Records from a collection
—————
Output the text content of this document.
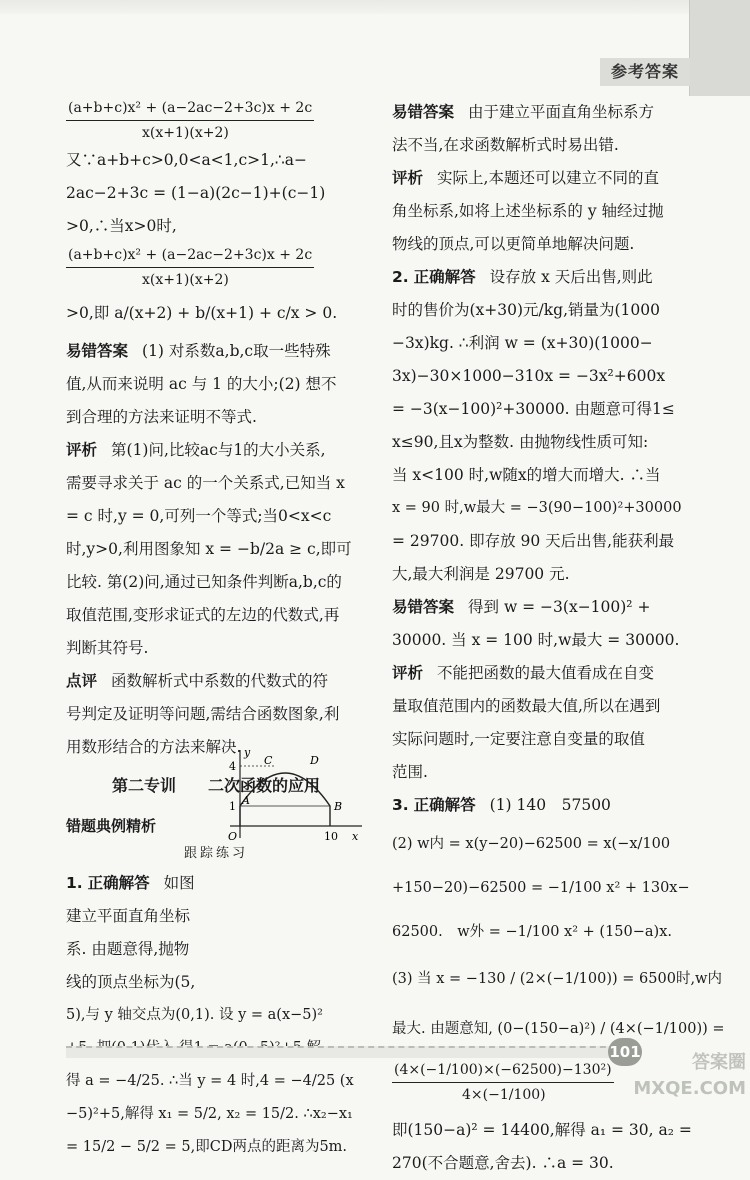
参考答案
(a+b+c)x² + (a−2ac−2+3c)x + 2c
x(x+1)(x+2)
又∵a+b+c>0,0<a<1,c>1,∴a−
2ac−2+3c = (1−a)(2c−1)+(c−1)
>0,∴当x>0时,
(a+b+c)x² + (a−2ac−2+3c)x + 2c
x(x+1)(x+2)
>0,即 a/(x+2) + b/(x+1) + c/x > 0.
易错答案 (1) 对系数a,b,c取一些特殊
值,从而来说明 ac 与 1 的大小;(2) 想不
到合理的方法来证明不等式.
评析 第(1)问,比较ac与1的大小关系,
需要寻求关于 ac 的一个关系式,已知当 x
= c 时,y = 0,可列一个等式;当0<x<c
时,y>0,利用图象知 x = −b/2a ≥ c,即可
比较. 第(2)问,通过已知条件判断a,b,c的
取值范围,变形求证式的左边的代数式,再
判断其符号.
点评 函数解析式中系数的代数式的符
号判定及证明等问题,需结合函数图象,利
用数形结合的方法来解决.
第二专训　　二次函数的应用
错题典例精析
跟踪练习
1. 正确解答 如图
建立平面直角坐标
系. 由题意得,抛物
线的顶点坐标为(5,
5),与 y 轴交点为(0,1). 设 y = a(x−5)²
得 a = −4/25. ∴当 y = 4 时,4 = −4/25 (x
−5)²+5,解得 x₁ = 5/2, x₂ = 15/2. ∴x₂−x₁
= 15/2 − 5/2 = 5,即CD两点的距离为5m.
y
x
O
4
1
10
A	B
C	D
易错答案 由于建立平面直角坐标系方
法不当,在求函数解析式时易出错.
评析 实际上,本题还可以建立不同的直
角坐标系,如将上述坐标系的 y 轴经过抛
物线的顶点,可以更简单地解决问题.
2. 正确解答 设存放 x 天后出售,则此
时的售价为(x+30)元/kg,销量为(1000
−3x)kg. ∴利润 w = (x+30)(1000−
3x)−30×1000−310x = −3x²+600x
= −3(x−100)²+30000. 由题意可得1≤
x≤90,且x为整数. 由抛物线性质可知:
当 x<100 时,w随x的增大而增大. ∴当
x = 90 时,w最大 = −3(90−100)²+30000
= 29700. 即存放 90 天后出售,能获利最
大,最大利润是 29700 元.
易错答案 得到 w = −3(x−100)² +
30000. 当 x = 100 时,w最大 = 30000.
评析 不能把函数的最大值看成在自变
量取值范围内的函数最大值,所以在遇到
实际问题时,一定要注意自变量的取值
范围.
3. 正确解答 (1) 140　57500
(2) w内 = x(y−20)−62500 = x(−x/100
+150−20)−62500 = −1/100 x² + 130x−
62500.　w外 = −1/100 x² + (150−a)x.
(3) 当 x = −130 / (2×(−1/100)) = 6500时,w内
最大. 由题意知, (0−(150−a)²) / (4×(−1/100)) =
(4×(−1/100)×(−62500)−130²)
4×(−1/100)
即(150−a)² = 14400,解得 a₁ = 30, a₂ =
270(不合题意,舍去). ∴a = 30.
101	答案圈
MXQE.COM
—————
» **Short problem**:
Make an exact copy of the data above, pictures excluded.

» **Solution to this task**:
Output the text content of this document.
参考答案
(a+b+c)x² + (a−2ac−2+3c)x + 2c
x(x+1)(x+2)
又∵a+b+c>0,0<a<1,c>1,∴a−
2ac−2+3c = (1−a)(2c−1)+(c−1)
>0,∴当x>0时,
(a+b+c)x² + (a−2ac−2+3c)x + 2c
x(x+1)(x+2)
>0,即 a/(x+2) + b/(x+1) + c/x > 0.
易错答案 (1) 对系数a,b,c取一些特殊
值,从而来说明 ac 与 1 的大小;(2) 想不
到合理的方法来证明不等式.
评析 第(1)问,比较ac与1的大小关系,
需要寻求关于 ac 的一个关系式,已知当 x
= c 时,y = 0,可列一个等式;当0<x<c
时,y>0,利用图象知 x = −b/2a ≥ c,即可
比较. 第(2)问,通过已知条件判断a,b,c的
取值范围,变形求证式的左边的代数式,再
判断其符号.
点评 函数解析式中系数的代数式的符
号判定及证明等问题,需结合函数图象,利
用数形结合的方法来解决.
第二专训　　二次函数的应用
错题典例精析
跟踪练习
1. 正确解答 如图
建立平面直角坐标
系. 由题意得,抛物
线的顶点坐标为(5,
5),与 y 轴交点为(0,1). 设 y = a(x−5)²
得 a = −4/25. ∴当 y = 4 时,4 = −4/25 (x
−5)²+5,解得 x₁ = 5/2, x₂ = 15/2. ∴x₂−x₁
= 15/2 − 5/2 = 5,即CD两点的距离为5m.
y
x
O
4
1
10
A	B
C	D
易错答案 由于建立平面直角坐标系方
法不当,在求函数解析式时易出错.
评析 实际上,本题还可以建立不同的直
角坐标系,如将上述坐标系的 y 轴经过抛
物线的顶点,可以更简单地解决问题.
2. 正确解答 设存放 x 天后出售,则此
时的售价为(x+30)元/kg,销量为(1000
−3x)kg. ∴利润 w = (x+30)(1000−
3x)−30×1000−310x = −3x²+600x
= −3(x−100)²+30000. 由题意可得1≤
x≤90,且x为整数. 由抛物线性质可知:
当 x<100 时,w随x的增大而增大. ∴当
x = 90 时,w最大 = −3(90−100)²+30000
= 29700. 即存放 90 天后出售,能获利最
大,最大利润是 29700 元.
易错答案 得到 w = −3(x−100)² +
30000. 当 x = 100 时,w最大 = 30000.
评析 不能把函数的最大值看成在自变
量取值范围内的函数最大值,所以在遇到
实际问题时,一定要注意自变量的取值
范围.
3. 正确解答 (1) 140　57500
(2) w内 = x(y−20)−62500 = x(−x/100
+150−20)−62500 = −1/100 x² + 130x−
62500.　w外 = −1/100 x² + (150−a)x.
(3) 当 x = −130 / (2×(−1/100)) = 6500时,w内
最大. 由题意知, (0−(150−a)²) / (4×(−1/100)) =
(4×(−1/100)×(−62500)−130²)
4×(−1/100)
即(150−a)² = 14400,解得 a₁ = 30, a₂ =
270(不合题意,舍去). ∴a = 30.
101	答案圈
MXQE.COM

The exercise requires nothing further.